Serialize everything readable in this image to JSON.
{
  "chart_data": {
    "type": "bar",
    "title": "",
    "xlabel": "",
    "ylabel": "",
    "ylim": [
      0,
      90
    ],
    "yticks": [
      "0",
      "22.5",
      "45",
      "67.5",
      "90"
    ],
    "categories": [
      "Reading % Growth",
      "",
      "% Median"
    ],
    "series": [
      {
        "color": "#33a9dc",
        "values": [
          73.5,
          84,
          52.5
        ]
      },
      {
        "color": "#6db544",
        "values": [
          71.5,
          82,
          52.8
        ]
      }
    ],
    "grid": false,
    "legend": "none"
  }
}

━━━━━━━━━━━━━━━━━━━━

> [THE EXERCISE]
Exactly reproduce every line of the data above.

> [SOLUTION TO THIS EXERCISE]
Serialize everything readable in this image to JSON.
{
  "chart_data": {
    "type": "bar",
    "title": "",
    "xlabel": "",
    "ylabel": "",
    "ylim": [
      0,
      90
    ],
    "yticks": [
      "0",
      "22.5",
      "45",
      "67.5",
      "90"
    ],
    "categories": [
      "Reading % Growth",
      "",
      "% Median"
    ],
    "series": [
      {
        "color": "#33a9dc",
        "values": [
          73.5,
          84,
          52.5
        ]
      },
      {
        "color": "#6db544",
        "values": [
          71.5,
          82,
          52.8
        ]
      }
    ],
    "grid": false,
    "legend": "none"
  }
}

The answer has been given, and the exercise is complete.